Task objective: Go through the data below and gather each line containing "matrix".

Input for this task:
-------

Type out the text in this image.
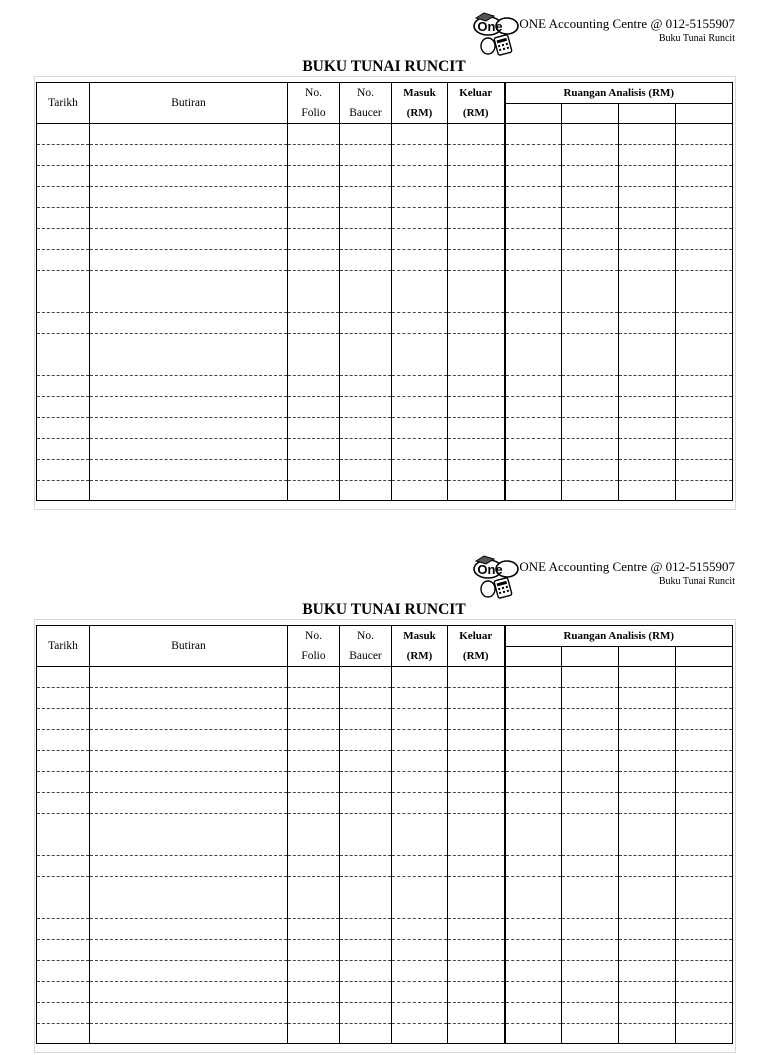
One ONE Accounting Centre @ 012-5155907
Buku Tunai Runcit
BUKU TUNAI RUNCIT
Tarikh	Butiran	No.	No.	Masuk	Keluar	Ruangan Analisis (RM)			
		Folio	Baucer	(RM)	(RM)				

One ONE Accounting Centre @ 012-5155907
Buku Tunai Runcit
BUKU TUNAI RUNCIT
Tarikh	Butiran	No.	No.	Masuk	Keluar	Ruangan Analisis (RM)			
		Folio	Baucer	(RM)	(RM)				
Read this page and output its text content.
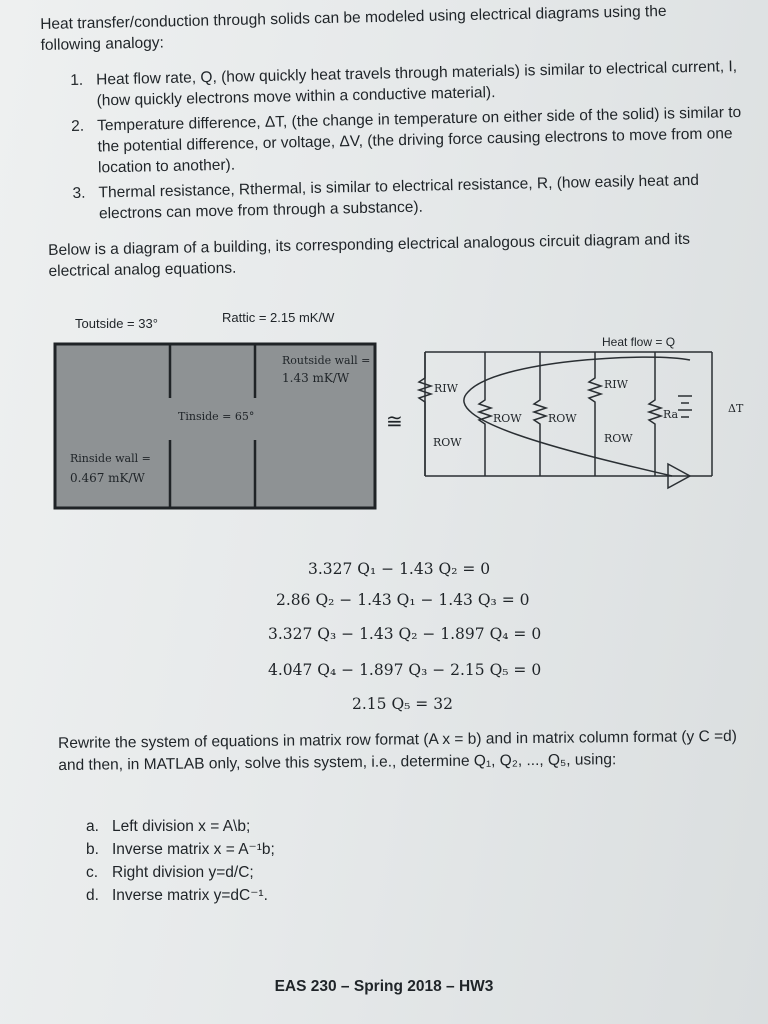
Heat transfer/conduction through solids can be modeled using electrical diagrams using the following analogy:
1. Heat flow rate, Q, (how quickly heat travels through materials) is similar to electrical current, I, (how quickly electrons move within a conductive material).
2. Temperature difference, ΔT, (the change in temperature on either side of the solid) is similar to the potential difference, or voltage, ΔV, (the driving force causing electrons to move from one location to another).
3. Thermal resistance, Rthermal, is similar to electrical resistance, R, (how easily heat and electrons can move from through a substance).
Below is a diagram of a building, its corresponding electrical analogous circuit diagram and its electrical analog equations.
Toutside = 33°	Rattic = 2.15 mK/W
Routside wall =
1.43 mK/W
Tinside = 65°
Rinside wall =
0.467 mK/W
≅
Heat flow = Q
RIW	RIW
ROW
ROW ROW
ROW
Ra	ΔT
3.327 Q₁ − 1.43 Q₂ = 0
2.86 Q₂ − 1.43 Q₁ − 1.43 Q₃ = 0
3.327 Q₃ − 1.43 Q₂ − 1.897 Q₄ = 0
4.047 Q₄ − 1.897 Q₃ − 2.15 Q₅ = 0
2.15 Q₅ = 32
Rewrite the system of equations in matrix row format (A x = b) and in matrix column format (y C =d) and then, in MATLAB only, solve this system, i.e., determine Q₁, Q₂, ..., Q₅, using:
a. Left division x = A\b;
b. Inverse matrix x = A⁻¹b;
c. Right division y=d/C;
d. Inverse matrix y=dC⁻¹.
EAS 230 – Spring 2018 – HW3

-------

Task output:
Rewrite the system of equations in matrix row format (A x = b) and in matrix column format (y C =d) and then, in MATLAB only, solve this system, i.e., determine Q₁, Q₂, ..., Q₅, using:
b. Inverse matrix x = A⁻¹b;
d. Inverse matrix y=dC⁻¹.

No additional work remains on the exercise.